-- WORK INSTRUCTIONS --
1. In the article on Scott Morrison's remarks, write out the passage starting at "ScoMo: Australia failed" and ending at "said Scott Morrison.", swapping "Israel" for "its ally".
2. Answer these questions about the article on Scott Morrison's remarks.
(a) Who took the photo of the two former prime ministers?
(b) In which city was the UIA major donors lunch held?
(c) Which country had Boris Johnson led as prime minister?

-- READING PASSAGE --

ScoMo: Australia failed the test

"Australia should be supporting Israel, as opposed to opposing Israel, as they shamefully did in the United Nations," said Scott Morrison.

Former prime ministers Boris Johnson and Scott Morrison address the UIA lunch. Photo: Giselle Haber
Former prime ministers Boris Johnson and Scott Morrison address the UIA lunch. Photo: Giselle Haber

Former prime minister Scott Morrison has described Australia’s voting in favour of a UN General Assembly calling for an immediate ceasefire in Gaza as shameful.

Morrison, along with his former UK counterpart Boris Johnson, addressed a UIA major donors lunch in Sydney last Thursday, following a trip to Israel last month in which they toured Gaza border towns that bore the brunt of Hamas’s heinous October 7 rampage.

Referencing the bipartisan motion that passed the Australian Parliament immediately after the attacks, Morrison recalled saying in Parliament at the time, “It is good that we passed this motion and we do so together, united as a Parliament.”

[Extracted data entries]
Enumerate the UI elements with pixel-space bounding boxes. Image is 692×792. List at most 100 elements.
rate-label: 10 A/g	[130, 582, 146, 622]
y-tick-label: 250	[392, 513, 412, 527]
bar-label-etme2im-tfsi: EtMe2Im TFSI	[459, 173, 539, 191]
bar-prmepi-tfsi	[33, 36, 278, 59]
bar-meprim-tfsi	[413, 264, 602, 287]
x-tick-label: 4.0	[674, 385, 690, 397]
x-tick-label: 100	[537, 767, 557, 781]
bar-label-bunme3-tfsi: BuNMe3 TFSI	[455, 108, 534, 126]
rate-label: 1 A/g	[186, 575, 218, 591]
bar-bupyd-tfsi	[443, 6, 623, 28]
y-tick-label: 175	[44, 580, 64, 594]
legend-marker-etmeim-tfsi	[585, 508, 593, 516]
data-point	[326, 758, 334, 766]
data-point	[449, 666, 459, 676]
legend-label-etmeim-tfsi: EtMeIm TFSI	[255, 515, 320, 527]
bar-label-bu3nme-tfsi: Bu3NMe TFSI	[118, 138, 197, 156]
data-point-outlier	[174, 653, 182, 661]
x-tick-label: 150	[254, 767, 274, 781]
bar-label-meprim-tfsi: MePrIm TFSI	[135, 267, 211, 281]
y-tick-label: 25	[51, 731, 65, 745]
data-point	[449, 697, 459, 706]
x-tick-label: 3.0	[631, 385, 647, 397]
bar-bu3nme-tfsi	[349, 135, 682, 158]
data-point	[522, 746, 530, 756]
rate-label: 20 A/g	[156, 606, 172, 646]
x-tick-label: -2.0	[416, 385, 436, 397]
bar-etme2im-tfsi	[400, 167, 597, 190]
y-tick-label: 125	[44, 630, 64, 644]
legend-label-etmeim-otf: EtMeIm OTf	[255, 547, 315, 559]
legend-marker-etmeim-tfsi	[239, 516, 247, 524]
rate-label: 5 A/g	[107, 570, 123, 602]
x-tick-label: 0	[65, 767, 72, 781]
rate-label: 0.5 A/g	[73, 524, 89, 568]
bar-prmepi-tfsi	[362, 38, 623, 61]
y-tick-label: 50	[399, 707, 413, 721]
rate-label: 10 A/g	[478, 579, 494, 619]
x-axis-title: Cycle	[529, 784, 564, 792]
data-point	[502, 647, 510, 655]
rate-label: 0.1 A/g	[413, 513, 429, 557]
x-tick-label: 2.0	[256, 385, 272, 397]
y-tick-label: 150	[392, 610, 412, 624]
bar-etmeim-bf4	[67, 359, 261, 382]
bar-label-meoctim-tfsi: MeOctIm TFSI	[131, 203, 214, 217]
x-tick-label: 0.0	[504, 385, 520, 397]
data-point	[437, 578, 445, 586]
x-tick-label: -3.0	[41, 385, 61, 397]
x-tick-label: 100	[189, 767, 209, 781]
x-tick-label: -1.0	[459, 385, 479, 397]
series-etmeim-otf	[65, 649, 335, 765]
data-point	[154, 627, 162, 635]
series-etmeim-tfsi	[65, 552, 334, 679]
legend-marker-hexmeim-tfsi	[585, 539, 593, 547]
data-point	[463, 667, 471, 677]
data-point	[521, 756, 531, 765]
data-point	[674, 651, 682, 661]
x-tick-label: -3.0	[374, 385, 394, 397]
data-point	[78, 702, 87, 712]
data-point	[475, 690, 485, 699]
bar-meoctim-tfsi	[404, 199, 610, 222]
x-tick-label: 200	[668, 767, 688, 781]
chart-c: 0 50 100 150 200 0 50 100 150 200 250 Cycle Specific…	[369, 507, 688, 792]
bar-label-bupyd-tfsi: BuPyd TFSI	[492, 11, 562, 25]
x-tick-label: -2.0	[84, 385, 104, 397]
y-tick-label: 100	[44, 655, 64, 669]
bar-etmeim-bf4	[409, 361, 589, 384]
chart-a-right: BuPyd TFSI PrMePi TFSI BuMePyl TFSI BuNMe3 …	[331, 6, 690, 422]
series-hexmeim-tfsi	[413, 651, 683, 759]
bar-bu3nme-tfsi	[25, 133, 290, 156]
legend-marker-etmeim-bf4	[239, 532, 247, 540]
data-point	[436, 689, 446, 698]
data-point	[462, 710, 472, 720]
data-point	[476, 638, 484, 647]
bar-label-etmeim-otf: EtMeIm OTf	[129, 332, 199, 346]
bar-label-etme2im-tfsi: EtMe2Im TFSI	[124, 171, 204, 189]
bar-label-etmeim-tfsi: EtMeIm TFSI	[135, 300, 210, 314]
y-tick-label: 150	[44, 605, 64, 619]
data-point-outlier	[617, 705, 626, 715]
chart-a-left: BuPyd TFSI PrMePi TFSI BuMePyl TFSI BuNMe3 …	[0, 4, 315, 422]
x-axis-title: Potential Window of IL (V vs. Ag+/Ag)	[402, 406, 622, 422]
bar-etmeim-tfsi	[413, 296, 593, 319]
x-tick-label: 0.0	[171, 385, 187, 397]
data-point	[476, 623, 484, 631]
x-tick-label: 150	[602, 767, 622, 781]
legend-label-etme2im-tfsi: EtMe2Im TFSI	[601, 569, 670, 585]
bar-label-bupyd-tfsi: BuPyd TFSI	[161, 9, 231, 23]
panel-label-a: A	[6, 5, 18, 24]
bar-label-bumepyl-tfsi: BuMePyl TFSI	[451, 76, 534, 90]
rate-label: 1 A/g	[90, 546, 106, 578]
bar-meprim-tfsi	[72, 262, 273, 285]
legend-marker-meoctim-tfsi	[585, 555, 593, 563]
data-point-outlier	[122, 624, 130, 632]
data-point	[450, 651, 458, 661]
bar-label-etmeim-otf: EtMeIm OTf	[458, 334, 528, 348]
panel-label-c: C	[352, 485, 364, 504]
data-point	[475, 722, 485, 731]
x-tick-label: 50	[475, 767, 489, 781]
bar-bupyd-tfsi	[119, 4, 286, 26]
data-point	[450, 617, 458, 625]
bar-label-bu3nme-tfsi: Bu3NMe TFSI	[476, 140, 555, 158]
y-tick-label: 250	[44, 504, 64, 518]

-- RESPONSES BY TASK --
1.
ScoMo: Australia failed the test

"Australia should be supporting its ally, as opposed to opposing its ally, as they shamefully did in the United Nations," said Scott Morrison.

2.
(a) Giselle Haber
(b) Sydney
(c) The UK